***** DATA SECTION *****

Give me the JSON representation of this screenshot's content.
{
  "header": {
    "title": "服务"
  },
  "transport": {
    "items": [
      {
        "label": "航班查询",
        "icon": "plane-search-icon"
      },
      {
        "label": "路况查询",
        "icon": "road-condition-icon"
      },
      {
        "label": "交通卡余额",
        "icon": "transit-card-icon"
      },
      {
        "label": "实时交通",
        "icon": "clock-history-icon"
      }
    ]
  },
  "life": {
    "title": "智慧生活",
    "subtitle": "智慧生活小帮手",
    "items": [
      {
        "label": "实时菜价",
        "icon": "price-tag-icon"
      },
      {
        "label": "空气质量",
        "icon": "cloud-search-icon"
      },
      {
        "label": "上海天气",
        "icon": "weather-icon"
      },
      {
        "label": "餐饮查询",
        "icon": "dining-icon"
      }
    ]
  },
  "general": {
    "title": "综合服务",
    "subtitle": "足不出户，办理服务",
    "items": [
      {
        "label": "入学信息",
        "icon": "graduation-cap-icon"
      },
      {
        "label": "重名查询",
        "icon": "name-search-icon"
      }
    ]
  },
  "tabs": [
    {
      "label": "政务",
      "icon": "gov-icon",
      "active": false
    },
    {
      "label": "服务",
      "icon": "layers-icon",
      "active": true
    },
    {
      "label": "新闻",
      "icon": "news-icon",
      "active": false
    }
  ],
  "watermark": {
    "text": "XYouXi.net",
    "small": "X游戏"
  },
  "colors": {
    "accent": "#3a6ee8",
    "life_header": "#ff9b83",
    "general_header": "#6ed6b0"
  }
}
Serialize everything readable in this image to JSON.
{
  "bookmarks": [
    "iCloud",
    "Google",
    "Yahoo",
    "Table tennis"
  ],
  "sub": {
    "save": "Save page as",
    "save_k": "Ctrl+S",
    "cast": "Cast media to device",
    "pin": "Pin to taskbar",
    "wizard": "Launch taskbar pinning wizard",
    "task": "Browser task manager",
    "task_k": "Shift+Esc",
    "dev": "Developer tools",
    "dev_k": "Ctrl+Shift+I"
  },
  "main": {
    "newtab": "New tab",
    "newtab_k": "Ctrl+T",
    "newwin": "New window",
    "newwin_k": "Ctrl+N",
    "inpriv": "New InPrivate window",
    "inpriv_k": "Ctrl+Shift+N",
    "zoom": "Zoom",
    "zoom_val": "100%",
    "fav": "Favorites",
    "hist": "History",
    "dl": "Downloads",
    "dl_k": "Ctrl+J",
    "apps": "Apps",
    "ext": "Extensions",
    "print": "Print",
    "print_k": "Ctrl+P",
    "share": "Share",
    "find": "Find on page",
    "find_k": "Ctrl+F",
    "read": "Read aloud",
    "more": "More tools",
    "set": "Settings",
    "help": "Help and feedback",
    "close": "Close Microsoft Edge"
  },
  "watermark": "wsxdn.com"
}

*****

### [DIRECTION]
Set all of the entries down again, exactly as they were given.

### [SOLUTION TO THIS PROBLEM]
Give me the JSON representation of this screenshot's content.
{
  "header": {
    "title": "服务"
  },
  "transport": {
    "items": [
      {
        "label": "航班查询",
        "icon": "plane-search-icon"
      },
      {
        "label": "路况查询",
        "icon": "road-condition-icon"
      },
      {
        "label": "交通卡余额",
        "icon": "transit-card-icon"
      },
      {
        "label": "实时交通",
        "icon": "clock-history-icon"
      }
    ]
  },
  "life": {
    "title": "智慧生活",
    "subtitle": "智慧生活小帮手",
    "items": [
      {
        "label": "实时菜价",
        "icon": "price-tag-icon"
      },
      {
        "label": "空气质量",
        "icon": "cloud-search-icon"
      },
      {
        "label": "上海天气",
        "icon": "weather-icon"
      },
      {
        "label": "餐饮查询",
        "icon": "dining-icon"
      }
    ]
  },
  "general": {
    "title": "综合服务",
    "subtitle": "足不出户，办理服务",
    "items": [
      {
        "label": "入学信息",
        "icon": "graduation-cap-icon"
      },
      {
        "label": "重名查询",
        "icon": "name-search-icon"
      }
    ]
  },
  "tabs": [
    {
      "label": "政务",
      "icon": "gov-icon",
      "active": false
    },
    {
      "label": "服务",
      "icon": "layers-icon",
      "active": true
    },
    {
      "label": "新闻",
      "icon": "news-icon",
      "active": false
    }
  ],
  "watermark": {
    "text": "XYouXi.net",
    "small": "X游戏"
  },
  "colors": {
    "accent": "#3a6ee8",
    "life_header": "#ff9b83",
    "general_header": "#6ed6b0"
  }
}
Serialize everything readable in this image to JSON.
{
  "bookmarks": [
    "iCloud",
    "Google",
    "Yahoo",
    "Table tennis"
  ],
  "sub": {
    "save": "Save page as",
    "save_k": "Ctrl+S",
    "cast": "Cast media to device",
    "pin": "Pin to taskbar",
    "wizard": "Launch taskbar pinning wizard",
    "task": "Browser task manager",
    "task_k": "Shift+Esc",
    "dev": "Developer tools",
    "dev_k": "Ctrl+Shift+I"
  },
  "main": {
    "newtab": "New tab",
    "newtab_k": "Ctrl+T",
    "newwin": "New window",
    "newwin_k": "Ctrl+N",
    "inpriv": "New InPrivate window",
    "inpriv_k": "Ctrl+Shift+N",
    "zoom": "Zoom",
    "zoom_val": "100%",
    "fav": "Favorites",
    "hist": "History",
    "dl": "Downloads",
    "dl_k": "Ctrl+J",
    "apps": "Apps",
    "ext": "Extensions",
    "print": "Print",
    "print_k": "Ctrl+P",
    "share": "Share",
    "find": "Find on page",
    "find_k": "Ctrl+F",
    "read": "Read aloud",
    "more": "More tools",
    "set": "Settings",
    "help": "Help and feedback",
    "close": "Close Microsoft Edge"
  },
  "watermark": "wsxdn.com"
}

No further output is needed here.